• WHAT YOU SHOULD DO:
Give every line again exactly as it appears, please, but not the pictures.

• RECORD EXTRACTS:
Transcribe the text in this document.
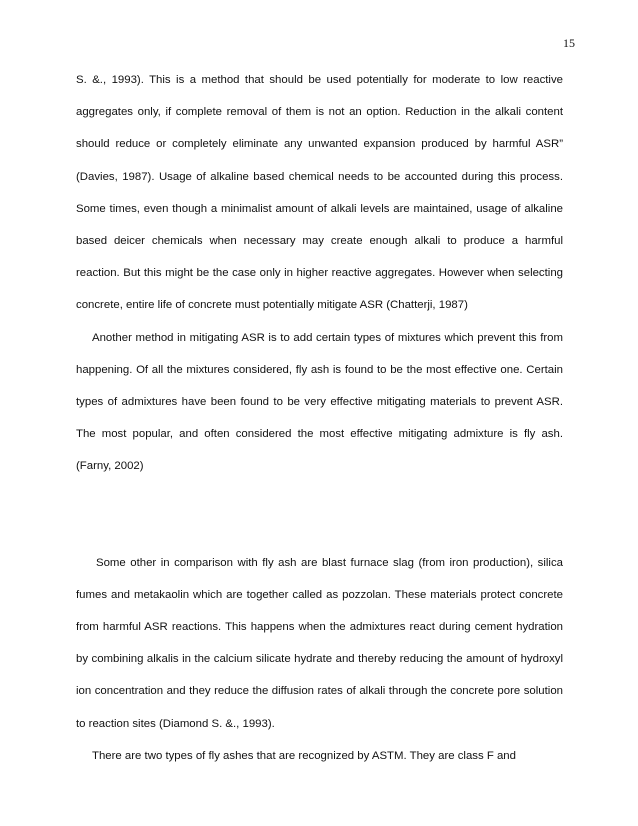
15

S. &., 1993). This is a method that should be used potentially for moderate to low reactive aggregates only, if complete removal of them is not an option. Reduction in the alkali content should reduce or completely eliminate any unwanted expansion produced by harmful ASR” (Davies, 1987). Usage of alkaline based chemical needs to be accounted during this process. Some times, even though a minimalist amount of alkali levels are maintained, usage of alkaline based deicer chemicals when necessary may create enough alkali to produce a harmful reaction. But this might be the case only in higher reactive aggregates. However when selecting concrete, entire life of concrete must potentially mitigate ASR (Chatterji, 1987)

Another method in mitigating ASR is to add certain types of mixtures which prevent this from happening. Of all the mixtures considered, fly ash is found to be the most effective one. Certain types of admixtures have been found to be very effective mitigating materials to prevent ASR. The most popular, and often considered the most effective mitigating admixture is fly ash. (Farny, 2002)

Some other in comparison with fly ash are blast furnace slag (from iron production), silica fumes and metakaolin which are together called as pozzolan. These materials protect concrete from harmful ASR reactions. This happens when the admixtures react during cement hydration by combining alkalis in the calcium silicate hydrate and thereby reducing the amount of hydroxyl ion concentration and they reduce the diffusion rates of alkali through the concrete pore solution to reaction sites (Diamond S. &., 1993).

There are two types of fly ashes that are recognized by ASTM. They are class F and
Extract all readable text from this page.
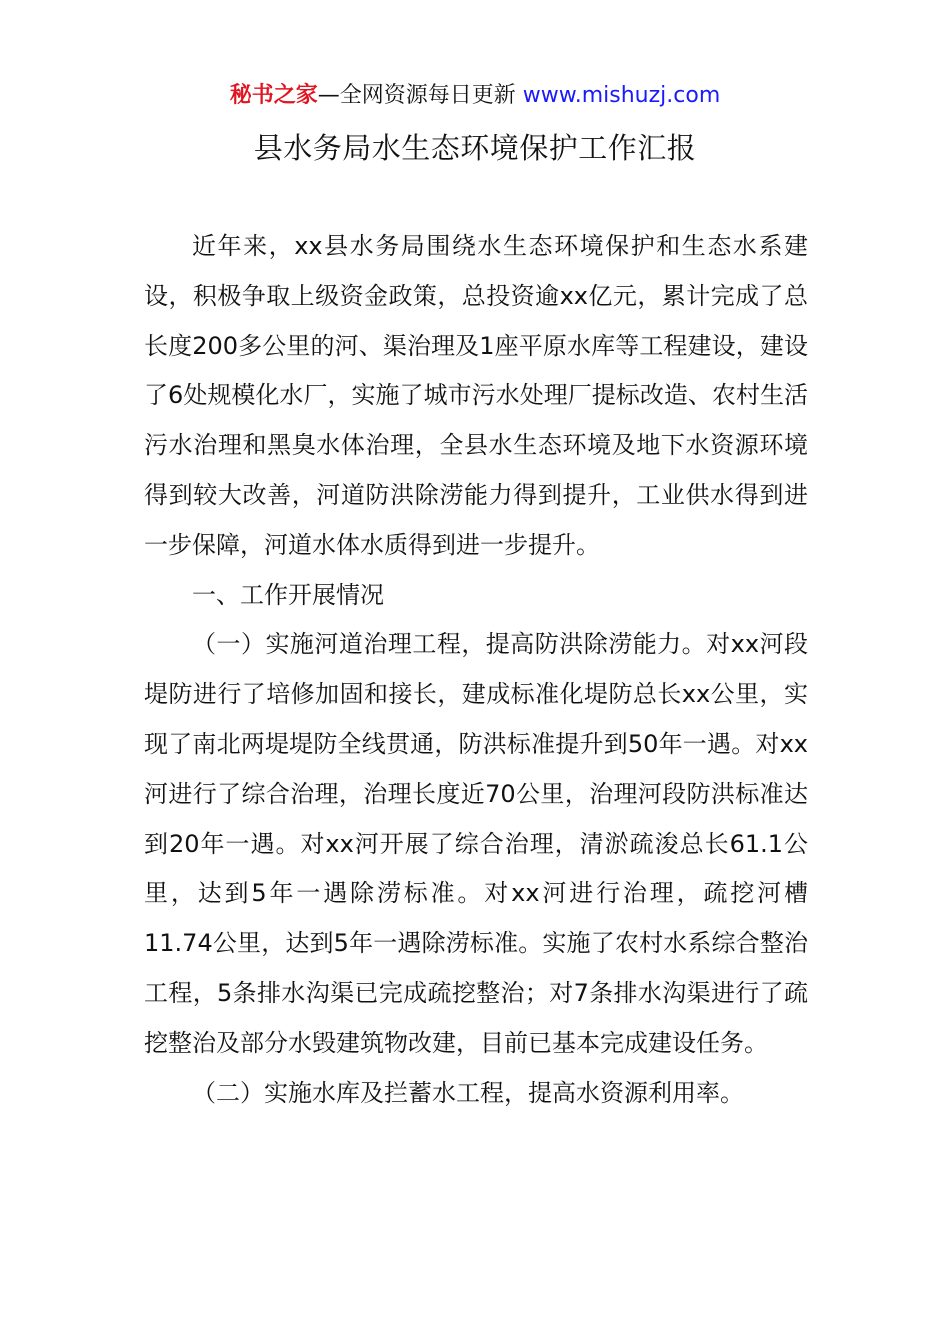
秘书之家—全网资源每日更新 www.mishuzj.com
县水务局水生态环境保护工作汇报

近年来，xx县水务局围绕水生态环境保护和生态水系建设，积极争取上级资金政策，总投资逾xx亿元，累计完成了总长度200多公里的河、渠治理及1座平原水库等工程建设，建设了6处规模化水厂，实施了城市污水处理厂提标改造、农村生活污水治理和黑臭水体治理，全县水生态环境及地下水资源环境得到较大改善，河道防洪除涝能力得到提升，工业供水得到进一步保障，河道水体水质得到进一步提升。

一、工作开展情况

（一）实施河道治理工程，提高防洪除涝能力。对xx河段堤防进行了培修加固和接长，建成标准化堤防总长xx公里，实现了南北两堤堤防全线贯通，防洪标准提升到50年一遇。对xx河进行了综合治理，治理长度近70公里，治理河段防洪标准达到20年一遇。对xx河开展了综合治理，清淤疏浚总长61.1公里，达到5年一遇除涝标准。对xx河进行治理，疏挖河槽11.74公里，达到5年一遇除涝标准。实施了农村水系综合整治工程，5条排水沟渠已完成疏挖整治；对7条排水沟渠进行了疏挖整治及部分水毁建筑物改建，目前已基本完成建设任务。

（二）实施水库及拦蓄水工程，提高水资源利用率。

• COMPLETED EXERCISE:
Transcribe the text in this document.
15

S. &., 1993). This is a method that should be used potentially for moderate to low reactive aggregates only, if complete removal of them is not an option. Reduction in the alkali content should reduce or completely eliminate any unwanted expansion produced by harmful ASR” (Davies, 1987). Usage of alkaline based chemical needs to be accounted during this process. Some times, even though a minimalist amount of alkali levels are maintained, usage of alkaline based deicer chemicals when necessary may create enough alkali to produce a harmful reaction. But this might be the case only in higher reactive aggregates. However when selecting concrete, entire life of concrete must potentially mitigate ASR (Chatterji, 1987)

Another method in mitigating ASR is to add certain types of mixtures which prevent this from happening. Of all the mixtures considered, fly ash is found to be the most effective one. Certain types of admixtures have been found to be very effective mitigating materials to prevent ASR. The most popular, and often considered the most effective mitigating admixture is fly ash. (Farny, 2002)

Some other in comparison with fly ash are blast furnace slag (from iron production), silica fumes and metakaolin which are together called as pozzolan. These materials protect concrete from harmful ASR reactions. This happens when the admixtures react during cement hydration by combining alkalis in the calcium silicate hydrate and thereby reducing the amount of hydroxyl ion concentration and they reduce the diffusion rates of alkali through the concrete pore solution to reaction sites (Diamond S. &., 1993).

There are two types of fly ashes that are recognized by ASTM. They are class F and
Extract all readable text from this page.
秘书之家—全网资源每日更新 www.mishuzj.com
县水务局水生态环境保护工作汇报

近年来，xx县水务局围绕水生态环境保护和生态水系建设，积极争取上级资金政策，总投资逾xx亿元，累计完成了总长度200多公里的河、渠治理及1座平原水库等工程建设，建设了6处规模化水厂，实施了城市污水处理厂提标改造、农村生活污水治理和黑臭水体治理，全县水生态环境及地下水资源环境得到较大改善，河道防洪除涝能力得到提升，工业供水得到进一步保障，河道水体水质得到进一步提升。

一、工作开展情况

（一）实施河道治理工程，提高防洪除涝能力。对xx河段堤防进行了培修加固和接长，建成标准化堤防总长xx公里，实现了南北两堤堤防全线贯通，防洪标准提升到50年一遇。对xx河进行了综合治理，治理长度近70公里，治理河段防洪标准达到20年一遇。对xx河开展了综合治理，清淤疏浚总长61.1公里，达到5年一遇除涝标准。对xx河进行治理，疏挖河槽11.74公里，达到5年一遇除涝标准。实施了农村水系综合整治工程，5条排水沟渠已完成疏挖整治；对7条排水沟渠进行了疏挖整治及部分水毁建筑物改建，目前已基本完成建设任务。

（二）实施水库及拦蓄水工程，提高水资源利用率。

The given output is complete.